* _What the task requires_
Please retype the records below exactly, leaving out any pictures.

* _Record list_

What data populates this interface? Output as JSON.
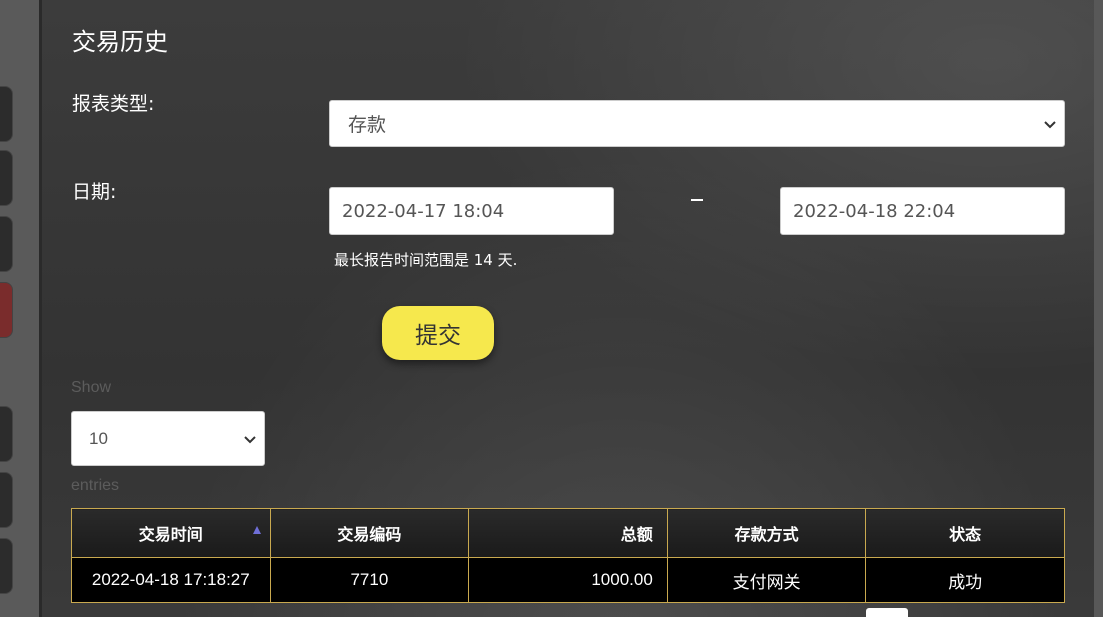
{
  "page_title": "交易历史",
  "form": {
    "report_type_label": "报表类型:",
    "report_type_value": "存款",
    "date_label": "日期:",
    "date_from": "2022-04-17 18:04",
    "date_to": "2022-04-18 22:04",
    "date_separator": "–",
    "range_hint": "最长报告时间范围是 14 天.",
    "submit_label": "提交"
  },
  "table_controls": {
    "show_label": "Show",
    "page_size": "10",
    "entries_label": "entries"
  },
  "table": {
    "columns": [
      "交易时间",
      "交易编码",
      "总额",
      "存款方式",
      "状态"
    ],
    "rows": [
      {
        "time": "2022-04-18 17:18:27",
        "code": "7710",
        "amount": "1000.00",
        "method": "支付网关",
        "status": "成功"
      }
    ]
  },
  "colors": {
    "accent_button": "#f6e84d",
    "table_border": "#c9a94f",
    "sort_arrow": "#6f6fd8"
  }
}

* _Task result_
What data populates this interface? Output as JSON.
{
  "page_title": "交易历史",
  "form": {
    "report_type_label": "报表类型:",
    "report_type_value": "存款",
    "date_label": "日期:",
    "date_from": "2022-04-17 18:04",
    "date_to": "2022-04-18 22:04",
    "date_separator": "–",
    "range_hint": "最长报告时间范围是 14 天.",
    "submit_label": "提交"
  },
  "table_controls": {
    "show_label": "Show",
    "page_size": "10",
    "entries_label": "entries"
  },
  "table": {
    "columns": [
      "交易时间",
      "交易编码",
      "总额",
      "存款方式",
      "状态"
    ],
    "rows": [
      {
        "time": "2022-04-18 17:18:27",
        "code": "7710",
        "amount": "1000.00",
        "method": "支付网关",
        "status": "成功"
      }
    ]
  },
  "colors": {
    "accent_button": "#f6e84d",
    "table_border": "#c9a94f",
    "sort_arrow": "#6f6fd8"
  }
}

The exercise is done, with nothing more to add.